> _The request_
Find the number of lines containing the string "name" in the data. Answer with the number by itself.

··· Data records ···

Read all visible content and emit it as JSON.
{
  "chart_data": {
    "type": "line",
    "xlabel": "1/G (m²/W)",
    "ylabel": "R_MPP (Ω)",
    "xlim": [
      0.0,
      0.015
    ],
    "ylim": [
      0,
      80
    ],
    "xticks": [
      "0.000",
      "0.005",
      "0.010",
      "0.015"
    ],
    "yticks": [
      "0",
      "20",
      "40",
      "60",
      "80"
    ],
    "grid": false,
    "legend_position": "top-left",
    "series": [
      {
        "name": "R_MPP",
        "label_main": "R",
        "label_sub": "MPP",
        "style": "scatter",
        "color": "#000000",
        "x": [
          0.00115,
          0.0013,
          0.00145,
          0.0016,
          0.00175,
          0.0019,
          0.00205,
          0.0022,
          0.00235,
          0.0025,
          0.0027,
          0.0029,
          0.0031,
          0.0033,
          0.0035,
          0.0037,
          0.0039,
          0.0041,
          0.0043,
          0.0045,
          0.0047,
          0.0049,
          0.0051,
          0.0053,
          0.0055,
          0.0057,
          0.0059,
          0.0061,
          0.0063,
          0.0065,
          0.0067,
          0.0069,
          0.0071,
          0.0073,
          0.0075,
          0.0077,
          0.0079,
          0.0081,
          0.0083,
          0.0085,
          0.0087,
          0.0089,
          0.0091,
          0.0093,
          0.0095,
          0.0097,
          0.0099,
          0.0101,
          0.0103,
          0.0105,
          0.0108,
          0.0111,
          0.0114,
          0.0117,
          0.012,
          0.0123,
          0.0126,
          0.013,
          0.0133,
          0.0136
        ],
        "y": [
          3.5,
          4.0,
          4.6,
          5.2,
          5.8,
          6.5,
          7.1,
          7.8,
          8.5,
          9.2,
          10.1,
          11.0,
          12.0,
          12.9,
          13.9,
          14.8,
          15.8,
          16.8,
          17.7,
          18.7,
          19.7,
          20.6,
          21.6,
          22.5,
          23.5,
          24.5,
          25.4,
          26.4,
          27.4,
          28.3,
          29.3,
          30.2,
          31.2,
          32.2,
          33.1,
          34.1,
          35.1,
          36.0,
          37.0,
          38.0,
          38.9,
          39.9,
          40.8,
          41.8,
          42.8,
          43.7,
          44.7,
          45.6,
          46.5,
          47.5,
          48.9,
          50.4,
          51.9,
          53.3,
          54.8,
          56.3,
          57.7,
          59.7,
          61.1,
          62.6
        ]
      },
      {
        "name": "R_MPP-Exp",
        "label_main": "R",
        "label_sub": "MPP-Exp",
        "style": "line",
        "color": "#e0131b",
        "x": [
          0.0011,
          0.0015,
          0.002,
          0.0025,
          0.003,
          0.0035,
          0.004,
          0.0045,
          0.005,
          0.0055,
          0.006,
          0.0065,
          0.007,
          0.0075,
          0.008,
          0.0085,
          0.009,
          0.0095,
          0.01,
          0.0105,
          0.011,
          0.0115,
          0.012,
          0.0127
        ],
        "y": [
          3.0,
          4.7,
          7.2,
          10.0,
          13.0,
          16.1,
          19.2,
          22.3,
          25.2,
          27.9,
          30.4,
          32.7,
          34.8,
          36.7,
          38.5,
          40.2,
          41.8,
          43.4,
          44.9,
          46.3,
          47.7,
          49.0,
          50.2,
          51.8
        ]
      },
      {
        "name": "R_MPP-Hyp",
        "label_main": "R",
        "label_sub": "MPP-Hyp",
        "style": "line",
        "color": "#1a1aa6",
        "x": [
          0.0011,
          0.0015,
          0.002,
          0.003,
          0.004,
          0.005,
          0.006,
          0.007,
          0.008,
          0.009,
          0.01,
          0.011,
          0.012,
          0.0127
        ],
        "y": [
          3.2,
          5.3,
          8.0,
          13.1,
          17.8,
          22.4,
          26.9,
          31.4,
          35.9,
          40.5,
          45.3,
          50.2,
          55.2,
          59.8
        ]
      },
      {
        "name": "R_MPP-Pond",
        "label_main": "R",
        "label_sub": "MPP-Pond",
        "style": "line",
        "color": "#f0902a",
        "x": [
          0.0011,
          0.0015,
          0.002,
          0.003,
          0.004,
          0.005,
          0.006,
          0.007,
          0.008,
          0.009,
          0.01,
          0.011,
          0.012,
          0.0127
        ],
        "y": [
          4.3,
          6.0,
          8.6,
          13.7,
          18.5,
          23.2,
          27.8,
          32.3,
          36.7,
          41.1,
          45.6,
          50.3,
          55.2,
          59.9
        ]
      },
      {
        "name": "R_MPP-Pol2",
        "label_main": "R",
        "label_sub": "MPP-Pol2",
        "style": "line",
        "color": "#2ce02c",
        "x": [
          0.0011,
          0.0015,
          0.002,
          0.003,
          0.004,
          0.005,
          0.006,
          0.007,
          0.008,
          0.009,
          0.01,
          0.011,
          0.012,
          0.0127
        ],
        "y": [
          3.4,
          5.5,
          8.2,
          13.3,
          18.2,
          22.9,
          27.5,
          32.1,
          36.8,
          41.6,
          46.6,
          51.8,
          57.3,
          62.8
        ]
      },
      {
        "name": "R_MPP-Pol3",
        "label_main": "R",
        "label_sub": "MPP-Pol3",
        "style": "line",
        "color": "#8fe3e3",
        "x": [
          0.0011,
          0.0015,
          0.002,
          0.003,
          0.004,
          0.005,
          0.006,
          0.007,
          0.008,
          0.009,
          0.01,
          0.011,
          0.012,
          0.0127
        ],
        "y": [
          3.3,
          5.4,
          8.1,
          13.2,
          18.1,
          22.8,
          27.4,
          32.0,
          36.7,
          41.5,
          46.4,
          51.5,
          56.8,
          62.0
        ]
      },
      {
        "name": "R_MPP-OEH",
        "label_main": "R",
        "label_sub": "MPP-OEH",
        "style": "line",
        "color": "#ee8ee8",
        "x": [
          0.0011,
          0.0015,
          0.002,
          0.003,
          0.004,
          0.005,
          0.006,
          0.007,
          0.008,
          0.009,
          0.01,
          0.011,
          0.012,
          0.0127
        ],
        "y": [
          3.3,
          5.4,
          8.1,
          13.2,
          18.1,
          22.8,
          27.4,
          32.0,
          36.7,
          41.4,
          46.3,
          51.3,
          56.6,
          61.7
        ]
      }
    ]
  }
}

···

> _Finished task_
7